### Data excerpts
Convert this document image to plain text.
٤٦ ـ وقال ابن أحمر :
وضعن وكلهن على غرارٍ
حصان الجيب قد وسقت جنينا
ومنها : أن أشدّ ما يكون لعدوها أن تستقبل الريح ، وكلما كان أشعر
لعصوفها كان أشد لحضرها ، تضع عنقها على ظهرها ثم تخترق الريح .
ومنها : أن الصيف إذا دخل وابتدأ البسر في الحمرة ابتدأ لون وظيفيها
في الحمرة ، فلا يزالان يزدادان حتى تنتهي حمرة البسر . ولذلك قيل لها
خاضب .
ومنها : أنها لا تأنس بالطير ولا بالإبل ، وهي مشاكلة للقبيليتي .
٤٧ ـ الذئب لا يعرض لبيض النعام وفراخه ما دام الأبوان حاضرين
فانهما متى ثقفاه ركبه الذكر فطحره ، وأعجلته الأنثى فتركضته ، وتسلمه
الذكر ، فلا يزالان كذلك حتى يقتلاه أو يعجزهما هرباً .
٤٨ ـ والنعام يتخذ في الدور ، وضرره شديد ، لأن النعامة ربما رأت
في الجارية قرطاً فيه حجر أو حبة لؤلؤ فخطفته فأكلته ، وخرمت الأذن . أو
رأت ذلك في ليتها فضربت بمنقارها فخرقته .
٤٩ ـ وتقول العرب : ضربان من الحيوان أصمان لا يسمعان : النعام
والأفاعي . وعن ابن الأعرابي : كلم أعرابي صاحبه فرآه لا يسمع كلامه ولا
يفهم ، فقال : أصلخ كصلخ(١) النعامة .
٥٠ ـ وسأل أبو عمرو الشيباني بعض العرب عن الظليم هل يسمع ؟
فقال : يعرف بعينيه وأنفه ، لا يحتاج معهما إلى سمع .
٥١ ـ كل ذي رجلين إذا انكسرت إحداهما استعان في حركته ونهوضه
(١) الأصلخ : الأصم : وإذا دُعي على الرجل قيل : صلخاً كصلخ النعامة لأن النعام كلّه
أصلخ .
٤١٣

### Directive
Extract each line holding the string "الذكر".

### Response to the exercise
فانهما متى ثقفاه ركبه الذكر فطحره ، وأعجلته الأنثى فتركضته ، وتسلمه
الذكر ، فلا يزالان كذلك حتى يقتلاه أو يعجزهما هرباً .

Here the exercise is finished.